- Task details
Which lines hold the word "link"? Copy each of them.

╭─ Entries supplied

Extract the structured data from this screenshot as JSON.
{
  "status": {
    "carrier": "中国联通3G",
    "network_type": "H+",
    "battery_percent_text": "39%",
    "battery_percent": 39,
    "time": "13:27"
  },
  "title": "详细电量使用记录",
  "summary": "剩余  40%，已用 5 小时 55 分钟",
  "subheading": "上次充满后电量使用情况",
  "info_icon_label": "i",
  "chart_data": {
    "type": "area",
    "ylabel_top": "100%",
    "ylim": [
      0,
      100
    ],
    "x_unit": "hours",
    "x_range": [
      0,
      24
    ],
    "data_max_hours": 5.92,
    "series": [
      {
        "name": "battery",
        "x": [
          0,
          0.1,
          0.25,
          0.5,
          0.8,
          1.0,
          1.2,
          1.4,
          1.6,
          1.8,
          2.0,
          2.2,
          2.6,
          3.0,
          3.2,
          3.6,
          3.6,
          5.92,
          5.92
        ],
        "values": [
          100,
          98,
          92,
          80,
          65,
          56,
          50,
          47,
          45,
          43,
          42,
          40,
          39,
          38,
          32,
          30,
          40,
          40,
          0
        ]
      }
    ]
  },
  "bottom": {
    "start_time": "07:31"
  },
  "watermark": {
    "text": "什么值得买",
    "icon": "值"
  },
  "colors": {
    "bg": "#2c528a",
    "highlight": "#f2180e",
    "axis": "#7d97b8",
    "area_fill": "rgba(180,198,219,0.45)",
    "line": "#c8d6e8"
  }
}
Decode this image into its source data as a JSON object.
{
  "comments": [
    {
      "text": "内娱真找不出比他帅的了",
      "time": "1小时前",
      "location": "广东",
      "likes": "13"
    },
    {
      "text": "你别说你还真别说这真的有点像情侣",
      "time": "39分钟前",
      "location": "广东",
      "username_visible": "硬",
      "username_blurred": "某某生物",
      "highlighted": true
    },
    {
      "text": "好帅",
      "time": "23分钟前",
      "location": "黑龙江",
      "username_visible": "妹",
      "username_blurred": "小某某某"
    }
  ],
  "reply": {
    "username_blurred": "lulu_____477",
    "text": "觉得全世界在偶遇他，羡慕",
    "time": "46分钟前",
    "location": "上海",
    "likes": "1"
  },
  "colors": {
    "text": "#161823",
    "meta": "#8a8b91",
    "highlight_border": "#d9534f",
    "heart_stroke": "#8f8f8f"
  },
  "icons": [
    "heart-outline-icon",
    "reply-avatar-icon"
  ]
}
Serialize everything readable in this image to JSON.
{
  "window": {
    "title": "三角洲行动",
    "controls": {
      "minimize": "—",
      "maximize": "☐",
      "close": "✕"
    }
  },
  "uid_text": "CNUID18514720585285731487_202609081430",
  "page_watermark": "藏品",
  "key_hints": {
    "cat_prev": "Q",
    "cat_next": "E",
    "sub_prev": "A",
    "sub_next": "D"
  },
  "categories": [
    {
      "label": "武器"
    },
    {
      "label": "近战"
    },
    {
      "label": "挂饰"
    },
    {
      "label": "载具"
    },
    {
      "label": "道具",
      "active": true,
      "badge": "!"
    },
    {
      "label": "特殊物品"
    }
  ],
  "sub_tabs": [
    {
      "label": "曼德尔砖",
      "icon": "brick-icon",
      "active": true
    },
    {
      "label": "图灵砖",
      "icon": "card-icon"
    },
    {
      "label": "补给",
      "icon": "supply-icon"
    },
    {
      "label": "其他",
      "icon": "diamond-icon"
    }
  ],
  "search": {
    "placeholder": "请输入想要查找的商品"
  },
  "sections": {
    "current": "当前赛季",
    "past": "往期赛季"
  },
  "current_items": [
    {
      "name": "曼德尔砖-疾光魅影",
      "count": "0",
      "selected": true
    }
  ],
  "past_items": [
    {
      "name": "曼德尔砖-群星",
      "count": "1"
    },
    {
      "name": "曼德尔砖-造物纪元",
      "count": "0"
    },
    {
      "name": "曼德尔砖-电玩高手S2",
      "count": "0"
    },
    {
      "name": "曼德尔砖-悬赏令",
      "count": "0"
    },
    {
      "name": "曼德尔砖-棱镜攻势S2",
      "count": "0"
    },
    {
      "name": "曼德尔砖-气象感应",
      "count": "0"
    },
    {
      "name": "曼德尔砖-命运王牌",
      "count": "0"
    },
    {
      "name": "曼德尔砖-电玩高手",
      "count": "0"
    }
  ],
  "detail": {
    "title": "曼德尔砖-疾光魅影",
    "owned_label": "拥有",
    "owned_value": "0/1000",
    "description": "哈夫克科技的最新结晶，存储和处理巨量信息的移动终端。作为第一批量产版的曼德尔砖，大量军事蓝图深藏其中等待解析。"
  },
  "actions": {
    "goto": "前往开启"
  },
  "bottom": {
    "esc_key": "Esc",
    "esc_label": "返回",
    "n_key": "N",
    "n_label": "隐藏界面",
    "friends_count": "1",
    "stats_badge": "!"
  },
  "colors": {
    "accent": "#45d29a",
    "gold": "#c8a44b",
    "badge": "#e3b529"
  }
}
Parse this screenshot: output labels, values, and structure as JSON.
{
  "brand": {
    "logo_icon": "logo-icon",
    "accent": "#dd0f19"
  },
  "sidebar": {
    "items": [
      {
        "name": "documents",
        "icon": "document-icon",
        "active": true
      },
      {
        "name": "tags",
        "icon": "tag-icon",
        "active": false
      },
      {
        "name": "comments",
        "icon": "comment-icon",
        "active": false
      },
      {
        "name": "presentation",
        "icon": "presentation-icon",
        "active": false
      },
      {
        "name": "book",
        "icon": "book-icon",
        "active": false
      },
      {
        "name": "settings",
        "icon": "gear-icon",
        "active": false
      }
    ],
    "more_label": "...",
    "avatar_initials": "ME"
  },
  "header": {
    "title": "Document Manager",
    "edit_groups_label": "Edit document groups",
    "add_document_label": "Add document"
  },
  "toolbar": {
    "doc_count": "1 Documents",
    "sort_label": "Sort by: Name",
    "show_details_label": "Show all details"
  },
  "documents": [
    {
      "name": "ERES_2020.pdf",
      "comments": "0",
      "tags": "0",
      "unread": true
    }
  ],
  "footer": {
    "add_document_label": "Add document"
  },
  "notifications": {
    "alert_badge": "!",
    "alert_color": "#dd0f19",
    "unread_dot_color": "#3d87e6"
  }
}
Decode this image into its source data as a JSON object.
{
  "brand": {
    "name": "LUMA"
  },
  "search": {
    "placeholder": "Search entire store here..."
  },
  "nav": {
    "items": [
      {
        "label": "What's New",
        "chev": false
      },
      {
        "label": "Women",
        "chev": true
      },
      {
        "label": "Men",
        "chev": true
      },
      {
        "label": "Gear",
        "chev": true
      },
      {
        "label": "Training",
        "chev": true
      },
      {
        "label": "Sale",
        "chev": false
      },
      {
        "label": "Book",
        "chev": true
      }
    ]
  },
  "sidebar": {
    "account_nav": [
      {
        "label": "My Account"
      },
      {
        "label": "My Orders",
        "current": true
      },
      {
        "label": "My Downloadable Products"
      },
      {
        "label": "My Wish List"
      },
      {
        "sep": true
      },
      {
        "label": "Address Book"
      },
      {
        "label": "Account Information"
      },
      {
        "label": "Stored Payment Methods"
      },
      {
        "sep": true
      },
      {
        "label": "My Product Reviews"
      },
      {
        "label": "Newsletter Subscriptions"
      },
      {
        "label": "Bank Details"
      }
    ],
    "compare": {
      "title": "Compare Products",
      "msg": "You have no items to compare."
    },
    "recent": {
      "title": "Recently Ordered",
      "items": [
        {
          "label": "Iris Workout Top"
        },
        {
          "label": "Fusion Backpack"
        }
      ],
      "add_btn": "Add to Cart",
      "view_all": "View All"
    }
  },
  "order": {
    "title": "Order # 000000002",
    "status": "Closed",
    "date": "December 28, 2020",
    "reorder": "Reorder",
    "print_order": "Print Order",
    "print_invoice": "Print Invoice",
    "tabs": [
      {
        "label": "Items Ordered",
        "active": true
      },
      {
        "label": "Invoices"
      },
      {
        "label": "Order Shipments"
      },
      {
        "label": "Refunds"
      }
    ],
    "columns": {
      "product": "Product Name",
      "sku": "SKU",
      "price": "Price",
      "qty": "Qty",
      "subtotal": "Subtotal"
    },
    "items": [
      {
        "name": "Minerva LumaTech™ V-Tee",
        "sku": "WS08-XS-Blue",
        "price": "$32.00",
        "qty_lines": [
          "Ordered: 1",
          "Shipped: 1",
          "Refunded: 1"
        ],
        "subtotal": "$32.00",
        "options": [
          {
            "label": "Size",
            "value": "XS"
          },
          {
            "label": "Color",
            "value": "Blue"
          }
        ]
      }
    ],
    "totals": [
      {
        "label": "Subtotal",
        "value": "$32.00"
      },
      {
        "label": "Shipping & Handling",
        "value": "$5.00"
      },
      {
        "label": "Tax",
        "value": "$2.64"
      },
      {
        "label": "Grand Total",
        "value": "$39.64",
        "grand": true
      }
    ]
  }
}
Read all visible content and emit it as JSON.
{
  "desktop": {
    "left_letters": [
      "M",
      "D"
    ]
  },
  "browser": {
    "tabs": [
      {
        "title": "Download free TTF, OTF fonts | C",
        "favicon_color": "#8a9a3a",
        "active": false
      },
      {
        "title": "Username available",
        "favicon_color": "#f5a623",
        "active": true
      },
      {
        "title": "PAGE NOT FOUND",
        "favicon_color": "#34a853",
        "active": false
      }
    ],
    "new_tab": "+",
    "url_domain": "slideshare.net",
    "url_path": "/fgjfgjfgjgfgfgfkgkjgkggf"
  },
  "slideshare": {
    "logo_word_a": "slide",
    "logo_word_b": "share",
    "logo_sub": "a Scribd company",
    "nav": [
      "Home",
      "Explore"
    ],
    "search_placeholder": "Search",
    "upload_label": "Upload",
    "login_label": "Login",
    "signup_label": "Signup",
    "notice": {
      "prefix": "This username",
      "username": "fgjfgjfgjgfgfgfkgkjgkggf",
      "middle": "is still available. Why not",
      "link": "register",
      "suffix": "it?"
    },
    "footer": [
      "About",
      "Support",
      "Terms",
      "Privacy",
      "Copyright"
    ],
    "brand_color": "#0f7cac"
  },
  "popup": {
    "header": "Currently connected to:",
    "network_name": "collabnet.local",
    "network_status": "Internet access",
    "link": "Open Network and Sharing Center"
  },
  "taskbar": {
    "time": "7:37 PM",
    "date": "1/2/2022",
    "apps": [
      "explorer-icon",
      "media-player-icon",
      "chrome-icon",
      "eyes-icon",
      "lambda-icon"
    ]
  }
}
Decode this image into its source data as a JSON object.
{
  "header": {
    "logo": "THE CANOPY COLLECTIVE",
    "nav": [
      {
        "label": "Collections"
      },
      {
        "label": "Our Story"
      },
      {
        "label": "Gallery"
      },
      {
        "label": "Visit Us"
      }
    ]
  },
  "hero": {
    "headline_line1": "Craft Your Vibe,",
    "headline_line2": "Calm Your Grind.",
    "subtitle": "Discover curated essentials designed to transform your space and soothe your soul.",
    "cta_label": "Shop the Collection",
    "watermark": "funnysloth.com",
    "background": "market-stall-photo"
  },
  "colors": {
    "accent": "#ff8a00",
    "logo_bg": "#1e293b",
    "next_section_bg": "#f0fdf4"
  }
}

╰─

- Result for this exercise
      "link": "register",
    "link": "Open Network and Sharing Center"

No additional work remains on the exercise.